* BEGIN SUPPLIED INFORMATION *
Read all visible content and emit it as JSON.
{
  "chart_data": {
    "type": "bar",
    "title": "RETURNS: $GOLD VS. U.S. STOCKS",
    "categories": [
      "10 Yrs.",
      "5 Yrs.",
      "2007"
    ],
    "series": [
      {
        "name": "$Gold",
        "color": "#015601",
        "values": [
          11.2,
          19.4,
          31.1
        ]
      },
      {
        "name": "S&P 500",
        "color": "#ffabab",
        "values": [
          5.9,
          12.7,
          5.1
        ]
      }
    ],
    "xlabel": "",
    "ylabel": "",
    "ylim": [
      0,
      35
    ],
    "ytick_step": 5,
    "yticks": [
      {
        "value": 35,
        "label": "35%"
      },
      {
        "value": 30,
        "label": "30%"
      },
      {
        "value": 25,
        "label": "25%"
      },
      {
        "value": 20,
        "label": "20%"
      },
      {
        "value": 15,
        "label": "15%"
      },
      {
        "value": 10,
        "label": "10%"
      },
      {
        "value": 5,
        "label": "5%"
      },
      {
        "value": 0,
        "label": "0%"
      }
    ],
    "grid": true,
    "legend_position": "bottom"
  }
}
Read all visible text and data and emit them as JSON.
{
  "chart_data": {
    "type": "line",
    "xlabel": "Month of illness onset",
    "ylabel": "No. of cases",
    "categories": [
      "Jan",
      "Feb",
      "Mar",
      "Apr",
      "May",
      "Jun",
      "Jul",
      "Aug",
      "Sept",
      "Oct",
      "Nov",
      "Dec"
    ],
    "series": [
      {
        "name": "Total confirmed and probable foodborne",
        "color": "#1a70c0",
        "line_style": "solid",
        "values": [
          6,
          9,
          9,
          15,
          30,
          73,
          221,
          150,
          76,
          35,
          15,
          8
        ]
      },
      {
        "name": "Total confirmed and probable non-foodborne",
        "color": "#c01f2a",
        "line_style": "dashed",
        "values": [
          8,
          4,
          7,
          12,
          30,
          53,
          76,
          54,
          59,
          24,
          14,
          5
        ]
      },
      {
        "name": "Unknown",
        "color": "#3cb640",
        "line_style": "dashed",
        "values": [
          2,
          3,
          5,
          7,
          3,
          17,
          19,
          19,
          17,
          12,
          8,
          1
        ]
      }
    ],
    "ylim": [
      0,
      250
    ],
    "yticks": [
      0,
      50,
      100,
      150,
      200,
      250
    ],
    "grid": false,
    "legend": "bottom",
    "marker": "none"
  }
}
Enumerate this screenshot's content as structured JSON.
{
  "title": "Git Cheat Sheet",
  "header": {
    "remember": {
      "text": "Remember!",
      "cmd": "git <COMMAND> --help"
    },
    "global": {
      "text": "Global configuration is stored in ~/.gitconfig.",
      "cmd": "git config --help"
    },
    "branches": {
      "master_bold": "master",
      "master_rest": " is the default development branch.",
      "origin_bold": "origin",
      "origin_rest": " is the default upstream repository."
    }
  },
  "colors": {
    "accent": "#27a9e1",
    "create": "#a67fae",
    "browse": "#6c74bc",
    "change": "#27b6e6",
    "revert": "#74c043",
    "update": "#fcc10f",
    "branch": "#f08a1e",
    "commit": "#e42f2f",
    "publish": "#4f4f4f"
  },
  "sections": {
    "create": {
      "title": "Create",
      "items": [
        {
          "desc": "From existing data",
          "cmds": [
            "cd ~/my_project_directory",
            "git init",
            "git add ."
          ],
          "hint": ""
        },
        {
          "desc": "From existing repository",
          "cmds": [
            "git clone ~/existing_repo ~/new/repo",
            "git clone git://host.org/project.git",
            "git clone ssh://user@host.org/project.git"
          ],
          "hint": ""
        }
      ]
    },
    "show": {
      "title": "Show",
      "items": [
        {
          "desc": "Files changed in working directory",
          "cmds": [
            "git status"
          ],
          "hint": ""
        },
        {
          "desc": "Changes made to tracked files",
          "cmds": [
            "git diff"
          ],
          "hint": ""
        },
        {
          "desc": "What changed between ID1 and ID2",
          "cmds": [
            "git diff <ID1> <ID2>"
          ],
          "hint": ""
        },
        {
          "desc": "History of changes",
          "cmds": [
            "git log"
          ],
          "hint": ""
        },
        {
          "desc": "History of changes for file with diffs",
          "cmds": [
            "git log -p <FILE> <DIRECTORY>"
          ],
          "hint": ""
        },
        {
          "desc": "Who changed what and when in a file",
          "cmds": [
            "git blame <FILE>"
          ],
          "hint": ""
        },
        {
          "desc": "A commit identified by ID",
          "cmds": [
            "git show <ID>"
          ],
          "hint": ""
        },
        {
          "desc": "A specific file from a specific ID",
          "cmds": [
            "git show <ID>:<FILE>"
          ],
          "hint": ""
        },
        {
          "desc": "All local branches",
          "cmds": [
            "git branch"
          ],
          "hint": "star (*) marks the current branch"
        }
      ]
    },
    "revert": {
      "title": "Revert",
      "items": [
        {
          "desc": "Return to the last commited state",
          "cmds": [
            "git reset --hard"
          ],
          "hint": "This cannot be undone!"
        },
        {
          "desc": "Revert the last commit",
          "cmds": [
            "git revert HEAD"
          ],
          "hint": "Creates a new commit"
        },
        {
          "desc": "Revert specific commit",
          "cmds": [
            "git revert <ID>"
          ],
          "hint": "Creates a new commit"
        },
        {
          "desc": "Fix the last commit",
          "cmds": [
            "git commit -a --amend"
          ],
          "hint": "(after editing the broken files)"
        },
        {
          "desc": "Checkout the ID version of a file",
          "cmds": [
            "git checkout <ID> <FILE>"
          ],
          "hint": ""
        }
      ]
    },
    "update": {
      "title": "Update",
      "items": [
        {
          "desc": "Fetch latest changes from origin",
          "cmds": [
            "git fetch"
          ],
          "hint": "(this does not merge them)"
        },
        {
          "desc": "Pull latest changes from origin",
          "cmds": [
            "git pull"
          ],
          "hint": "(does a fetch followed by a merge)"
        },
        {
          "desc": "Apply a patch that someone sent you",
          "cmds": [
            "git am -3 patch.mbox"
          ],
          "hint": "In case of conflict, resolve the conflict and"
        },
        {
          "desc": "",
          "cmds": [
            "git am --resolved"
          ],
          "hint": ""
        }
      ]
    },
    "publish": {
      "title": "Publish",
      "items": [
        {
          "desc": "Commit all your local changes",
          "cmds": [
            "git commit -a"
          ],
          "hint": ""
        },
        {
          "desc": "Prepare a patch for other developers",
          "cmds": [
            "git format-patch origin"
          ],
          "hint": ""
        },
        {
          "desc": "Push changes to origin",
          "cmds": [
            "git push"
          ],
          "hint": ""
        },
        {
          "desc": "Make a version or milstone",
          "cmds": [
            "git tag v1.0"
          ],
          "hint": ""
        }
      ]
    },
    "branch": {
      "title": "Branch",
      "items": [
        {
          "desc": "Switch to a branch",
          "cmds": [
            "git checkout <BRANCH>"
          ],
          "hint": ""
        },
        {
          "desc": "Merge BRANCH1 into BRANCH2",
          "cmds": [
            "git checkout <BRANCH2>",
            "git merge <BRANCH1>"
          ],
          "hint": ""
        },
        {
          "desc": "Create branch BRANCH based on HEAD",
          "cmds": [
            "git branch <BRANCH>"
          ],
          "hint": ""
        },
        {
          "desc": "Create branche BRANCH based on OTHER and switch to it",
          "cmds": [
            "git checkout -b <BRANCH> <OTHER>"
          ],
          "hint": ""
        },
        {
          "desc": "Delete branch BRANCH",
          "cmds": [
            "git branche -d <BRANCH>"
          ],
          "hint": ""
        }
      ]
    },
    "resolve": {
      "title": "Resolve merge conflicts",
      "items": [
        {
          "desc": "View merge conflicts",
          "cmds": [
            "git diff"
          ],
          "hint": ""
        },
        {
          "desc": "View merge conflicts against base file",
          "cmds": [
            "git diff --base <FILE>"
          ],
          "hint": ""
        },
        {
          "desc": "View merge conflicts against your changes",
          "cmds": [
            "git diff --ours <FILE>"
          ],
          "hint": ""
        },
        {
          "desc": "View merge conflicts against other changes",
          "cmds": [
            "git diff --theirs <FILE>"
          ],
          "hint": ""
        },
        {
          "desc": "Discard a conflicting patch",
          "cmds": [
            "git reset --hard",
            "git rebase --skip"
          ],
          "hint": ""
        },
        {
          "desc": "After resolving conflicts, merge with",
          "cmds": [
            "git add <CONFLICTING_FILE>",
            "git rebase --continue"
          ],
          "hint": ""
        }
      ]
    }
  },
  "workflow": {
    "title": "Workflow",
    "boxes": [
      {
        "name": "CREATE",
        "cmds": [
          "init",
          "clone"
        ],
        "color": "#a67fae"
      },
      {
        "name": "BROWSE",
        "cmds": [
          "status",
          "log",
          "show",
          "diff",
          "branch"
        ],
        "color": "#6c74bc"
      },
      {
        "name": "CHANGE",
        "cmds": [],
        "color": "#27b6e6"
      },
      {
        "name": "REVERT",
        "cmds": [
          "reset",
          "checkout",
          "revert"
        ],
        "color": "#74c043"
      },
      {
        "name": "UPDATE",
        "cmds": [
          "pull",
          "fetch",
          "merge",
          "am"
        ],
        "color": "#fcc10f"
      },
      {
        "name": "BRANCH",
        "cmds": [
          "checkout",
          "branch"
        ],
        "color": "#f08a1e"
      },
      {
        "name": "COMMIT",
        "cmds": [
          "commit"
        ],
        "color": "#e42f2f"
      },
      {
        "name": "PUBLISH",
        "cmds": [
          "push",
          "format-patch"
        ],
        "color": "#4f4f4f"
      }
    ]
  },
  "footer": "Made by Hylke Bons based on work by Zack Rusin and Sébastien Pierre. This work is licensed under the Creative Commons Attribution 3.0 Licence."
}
* END SUPPLIED INFORMATION *
— GOAL —
Scan the records for the string "text". Copy each line in which it appears.

— ANSWER TO THIS TASK —
Read all visible text and data and emit them as JSON.
      "text": "Remember!",
      "text": "Global configuration is stored in ~/.gitconfig.",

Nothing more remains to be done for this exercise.